### Work required
Go through the lines below. Copy those with "Plan".

### Supplied records
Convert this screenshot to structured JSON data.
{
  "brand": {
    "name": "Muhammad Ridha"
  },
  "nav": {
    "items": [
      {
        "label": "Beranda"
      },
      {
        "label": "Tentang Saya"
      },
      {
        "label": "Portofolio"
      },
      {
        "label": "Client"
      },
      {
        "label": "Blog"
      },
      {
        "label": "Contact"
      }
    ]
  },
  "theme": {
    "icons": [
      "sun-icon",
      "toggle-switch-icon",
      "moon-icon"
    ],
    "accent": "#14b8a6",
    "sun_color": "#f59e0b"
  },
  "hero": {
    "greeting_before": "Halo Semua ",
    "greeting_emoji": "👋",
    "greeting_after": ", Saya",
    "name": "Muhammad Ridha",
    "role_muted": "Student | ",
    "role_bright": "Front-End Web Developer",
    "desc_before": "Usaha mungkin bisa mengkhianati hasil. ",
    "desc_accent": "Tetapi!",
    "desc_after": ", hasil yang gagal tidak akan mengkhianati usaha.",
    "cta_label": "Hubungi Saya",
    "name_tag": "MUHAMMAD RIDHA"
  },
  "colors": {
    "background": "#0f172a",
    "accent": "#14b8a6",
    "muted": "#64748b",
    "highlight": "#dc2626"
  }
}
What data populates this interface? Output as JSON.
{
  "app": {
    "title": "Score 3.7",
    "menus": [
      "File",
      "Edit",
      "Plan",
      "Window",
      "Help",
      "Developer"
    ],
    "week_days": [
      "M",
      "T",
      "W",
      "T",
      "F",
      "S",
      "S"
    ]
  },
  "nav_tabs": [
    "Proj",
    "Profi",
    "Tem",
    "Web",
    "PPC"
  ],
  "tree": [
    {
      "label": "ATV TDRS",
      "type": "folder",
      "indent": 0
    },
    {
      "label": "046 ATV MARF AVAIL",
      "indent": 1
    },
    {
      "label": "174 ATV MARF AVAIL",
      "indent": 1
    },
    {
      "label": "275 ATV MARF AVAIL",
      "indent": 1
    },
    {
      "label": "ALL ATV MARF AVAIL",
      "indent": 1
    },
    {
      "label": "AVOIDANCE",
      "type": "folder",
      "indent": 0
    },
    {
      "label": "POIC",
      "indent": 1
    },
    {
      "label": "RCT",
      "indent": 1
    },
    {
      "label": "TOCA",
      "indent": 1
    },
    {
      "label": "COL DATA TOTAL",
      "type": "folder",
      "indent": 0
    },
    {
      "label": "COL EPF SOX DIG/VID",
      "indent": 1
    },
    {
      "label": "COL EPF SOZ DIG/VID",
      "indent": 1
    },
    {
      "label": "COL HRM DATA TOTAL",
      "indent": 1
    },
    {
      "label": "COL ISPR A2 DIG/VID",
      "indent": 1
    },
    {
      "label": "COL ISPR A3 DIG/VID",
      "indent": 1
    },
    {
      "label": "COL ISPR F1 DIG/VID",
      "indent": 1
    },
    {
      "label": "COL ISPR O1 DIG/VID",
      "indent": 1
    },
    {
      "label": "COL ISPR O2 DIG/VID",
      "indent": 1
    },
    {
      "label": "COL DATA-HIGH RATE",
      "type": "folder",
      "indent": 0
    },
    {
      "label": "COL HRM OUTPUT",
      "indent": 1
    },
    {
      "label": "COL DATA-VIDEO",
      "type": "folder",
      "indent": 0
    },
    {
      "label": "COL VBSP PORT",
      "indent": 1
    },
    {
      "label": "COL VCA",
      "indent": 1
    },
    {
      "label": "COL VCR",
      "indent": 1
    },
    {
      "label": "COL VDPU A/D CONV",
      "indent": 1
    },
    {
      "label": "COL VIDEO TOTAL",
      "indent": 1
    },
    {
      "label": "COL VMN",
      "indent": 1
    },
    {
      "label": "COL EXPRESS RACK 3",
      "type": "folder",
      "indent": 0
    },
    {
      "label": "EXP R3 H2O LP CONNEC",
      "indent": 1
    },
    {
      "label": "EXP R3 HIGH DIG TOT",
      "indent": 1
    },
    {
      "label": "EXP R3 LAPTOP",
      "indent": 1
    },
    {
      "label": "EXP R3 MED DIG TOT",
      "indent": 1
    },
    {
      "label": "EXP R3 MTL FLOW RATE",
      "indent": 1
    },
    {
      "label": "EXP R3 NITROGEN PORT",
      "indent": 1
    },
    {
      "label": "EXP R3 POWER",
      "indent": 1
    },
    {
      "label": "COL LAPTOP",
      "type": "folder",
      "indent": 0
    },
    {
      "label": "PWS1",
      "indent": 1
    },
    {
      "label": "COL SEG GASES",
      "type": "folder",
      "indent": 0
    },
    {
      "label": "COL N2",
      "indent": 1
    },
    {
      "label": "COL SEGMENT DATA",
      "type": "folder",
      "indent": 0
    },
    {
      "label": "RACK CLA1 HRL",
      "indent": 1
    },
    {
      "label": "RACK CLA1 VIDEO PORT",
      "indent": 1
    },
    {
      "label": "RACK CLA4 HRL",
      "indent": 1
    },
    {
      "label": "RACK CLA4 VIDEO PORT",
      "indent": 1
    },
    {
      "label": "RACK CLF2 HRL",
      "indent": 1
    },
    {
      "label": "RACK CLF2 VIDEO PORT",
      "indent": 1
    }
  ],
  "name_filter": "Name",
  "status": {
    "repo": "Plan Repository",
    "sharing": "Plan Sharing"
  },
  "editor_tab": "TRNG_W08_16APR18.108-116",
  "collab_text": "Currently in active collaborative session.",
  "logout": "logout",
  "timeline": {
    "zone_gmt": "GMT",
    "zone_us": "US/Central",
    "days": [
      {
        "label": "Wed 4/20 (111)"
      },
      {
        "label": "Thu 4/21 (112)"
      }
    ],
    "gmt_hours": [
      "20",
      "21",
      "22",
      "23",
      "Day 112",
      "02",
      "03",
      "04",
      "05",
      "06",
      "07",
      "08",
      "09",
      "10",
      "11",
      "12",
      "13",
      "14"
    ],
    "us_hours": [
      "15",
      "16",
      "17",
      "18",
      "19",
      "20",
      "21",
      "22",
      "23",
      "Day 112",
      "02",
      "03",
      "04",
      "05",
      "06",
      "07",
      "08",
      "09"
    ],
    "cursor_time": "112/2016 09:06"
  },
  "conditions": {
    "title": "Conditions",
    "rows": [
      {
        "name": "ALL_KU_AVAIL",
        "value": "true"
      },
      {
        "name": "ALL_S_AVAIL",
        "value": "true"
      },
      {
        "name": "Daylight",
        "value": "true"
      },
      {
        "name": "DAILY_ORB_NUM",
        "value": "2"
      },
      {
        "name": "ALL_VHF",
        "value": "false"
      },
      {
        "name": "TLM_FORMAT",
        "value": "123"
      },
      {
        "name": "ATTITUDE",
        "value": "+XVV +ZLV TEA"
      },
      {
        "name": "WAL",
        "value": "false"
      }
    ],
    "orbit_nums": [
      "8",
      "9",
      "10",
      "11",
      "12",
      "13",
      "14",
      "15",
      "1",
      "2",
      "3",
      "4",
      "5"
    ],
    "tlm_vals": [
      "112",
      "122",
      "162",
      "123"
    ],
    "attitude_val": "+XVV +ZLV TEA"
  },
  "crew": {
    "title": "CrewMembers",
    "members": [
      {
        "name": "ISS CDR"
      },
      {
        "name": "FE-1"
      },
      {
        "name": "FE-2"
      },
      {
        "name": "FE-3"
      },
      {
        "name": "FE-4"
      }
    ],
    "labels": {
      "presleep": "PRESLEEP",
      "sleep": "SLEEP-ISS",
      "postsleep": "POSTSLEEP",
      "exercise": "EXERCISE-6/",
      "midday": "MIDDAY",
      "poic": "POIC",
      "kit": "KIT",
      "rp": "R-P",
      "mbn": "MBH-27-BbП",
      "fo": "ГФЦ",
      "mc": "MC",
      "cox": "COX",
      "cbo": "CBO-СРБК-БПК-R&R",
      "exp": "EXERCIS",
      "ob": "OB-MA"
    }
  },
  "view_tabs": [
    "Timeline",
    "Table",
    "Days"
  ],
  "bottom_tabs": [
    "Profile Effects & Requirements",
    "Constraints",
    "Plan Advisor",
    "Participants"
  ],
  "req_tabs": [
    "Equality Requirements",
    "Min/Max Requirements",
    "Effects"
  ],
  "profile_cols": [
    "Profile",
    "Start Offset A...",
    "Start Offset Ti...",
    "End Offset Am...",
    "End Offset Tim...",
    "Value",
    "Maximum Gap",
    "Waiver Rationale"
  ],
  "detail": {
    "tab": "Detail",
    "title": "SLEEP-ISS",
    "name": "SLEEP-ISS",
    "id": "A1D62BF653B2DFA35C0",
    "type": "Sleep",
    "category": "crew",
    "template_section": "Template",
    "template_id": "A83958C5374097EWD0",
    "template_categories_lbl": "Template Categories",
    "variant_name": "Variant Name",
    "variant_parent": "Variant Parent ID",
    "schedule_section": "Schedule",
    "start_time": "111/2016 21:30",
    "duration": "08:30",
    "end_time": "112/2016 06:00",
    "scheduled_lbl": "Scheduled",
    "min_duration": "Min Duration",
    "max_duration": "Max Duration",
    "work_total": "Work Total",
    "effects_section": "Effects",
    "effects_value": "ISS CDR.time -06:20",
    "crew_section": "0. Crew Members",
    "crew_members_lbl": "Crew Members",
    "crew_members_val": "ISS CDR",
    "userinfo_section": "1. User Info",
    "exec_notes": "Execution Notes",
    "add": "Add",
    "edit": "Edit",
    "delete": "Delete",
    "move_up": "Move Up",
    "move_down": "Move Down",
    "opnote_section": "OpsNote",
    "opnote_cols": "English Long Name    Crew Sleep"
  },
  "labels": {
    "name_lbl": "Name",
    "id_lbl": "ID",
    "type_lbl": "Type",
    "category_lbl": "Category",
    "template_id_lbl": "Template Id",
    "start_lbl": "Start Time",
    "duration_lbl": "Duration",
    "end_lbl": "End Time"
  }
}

### Result for this task
      "Plan",
    "repo": "Plan Repository",
    "sharing": "Plan Sharing"
    "Plan Advisor",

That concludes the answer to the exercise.